## The request:
Among the records that follow, count the lines with the string "замінити"; report only that count.

----- The data -----

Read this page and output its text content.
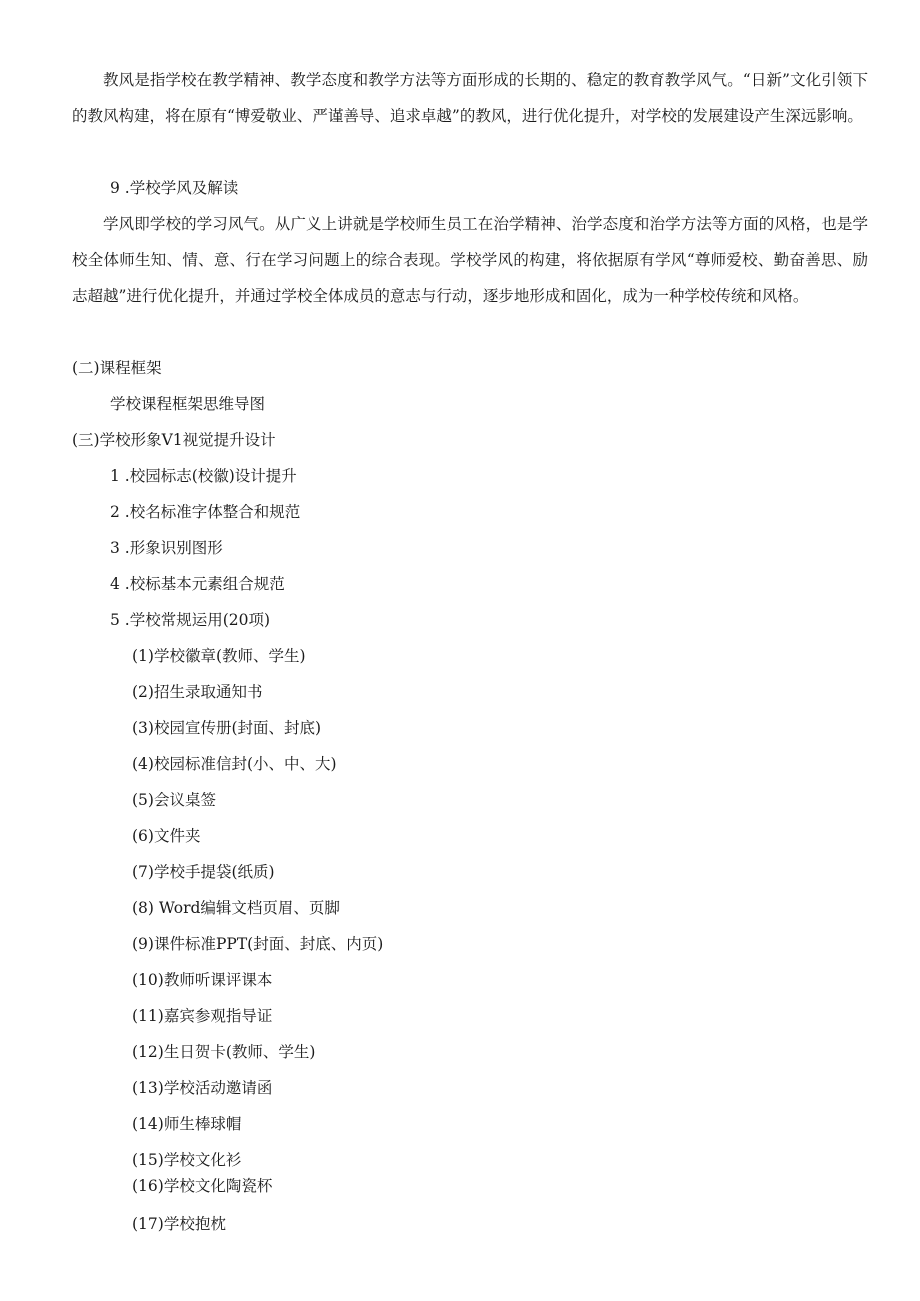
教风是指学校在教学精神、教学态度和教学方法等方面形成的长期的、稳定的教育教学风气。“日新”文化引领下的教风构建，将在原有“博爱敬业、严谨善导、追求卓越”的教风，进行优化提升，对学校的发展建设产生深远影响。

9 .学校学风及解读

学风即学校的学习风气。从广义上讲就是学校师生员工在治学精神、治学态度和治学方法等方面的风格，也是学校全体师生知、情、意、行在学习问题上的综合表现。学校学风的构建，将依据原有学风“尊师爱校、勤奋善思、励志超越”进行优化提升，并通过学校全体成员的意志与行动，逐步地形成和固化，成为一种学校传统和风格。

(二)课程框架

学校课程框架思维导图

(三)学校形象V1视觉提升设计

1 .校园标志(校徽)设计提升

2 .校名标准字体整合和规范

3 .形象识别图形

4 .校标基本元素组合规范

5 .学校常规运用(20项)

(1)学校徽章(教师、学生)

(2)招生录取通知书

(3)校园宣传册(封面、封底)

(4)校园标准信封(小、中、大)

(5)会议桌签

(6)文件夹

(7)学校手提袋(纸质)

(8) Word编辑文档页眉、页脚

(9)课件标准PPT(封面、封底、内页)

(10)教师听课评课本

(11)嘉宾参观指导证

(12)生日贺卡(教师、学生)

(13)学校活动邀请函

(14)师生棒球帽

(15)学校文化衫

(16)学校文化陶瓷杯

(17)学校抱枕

-----
----- The data -----

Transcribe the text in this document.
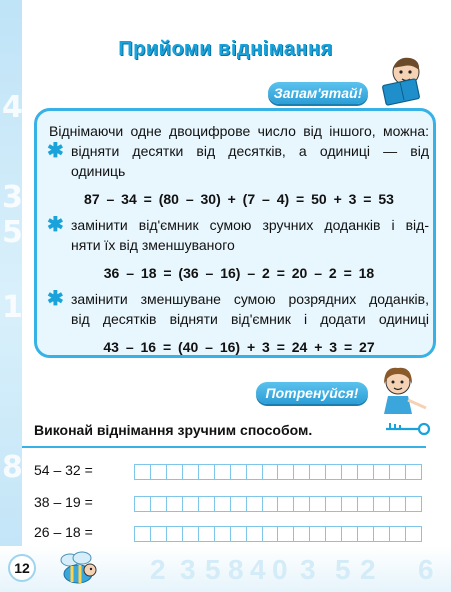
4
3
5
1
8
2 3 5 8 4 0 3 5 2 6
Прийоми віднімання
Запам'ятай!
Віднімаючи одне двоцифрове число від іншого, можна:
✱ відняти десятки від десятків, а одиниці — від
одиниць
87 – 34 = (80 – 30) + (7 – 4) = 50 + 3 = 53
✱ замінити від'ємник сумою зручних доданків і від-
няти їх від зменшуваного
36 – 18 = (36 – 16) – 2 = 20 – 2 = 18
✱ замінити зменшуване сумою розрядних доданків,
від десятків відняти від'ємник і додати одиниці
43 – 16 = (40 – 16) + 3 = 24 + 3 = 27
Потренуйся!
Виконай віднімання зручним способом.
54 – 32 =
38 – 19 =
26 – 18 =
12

-----

## Response to the task:
2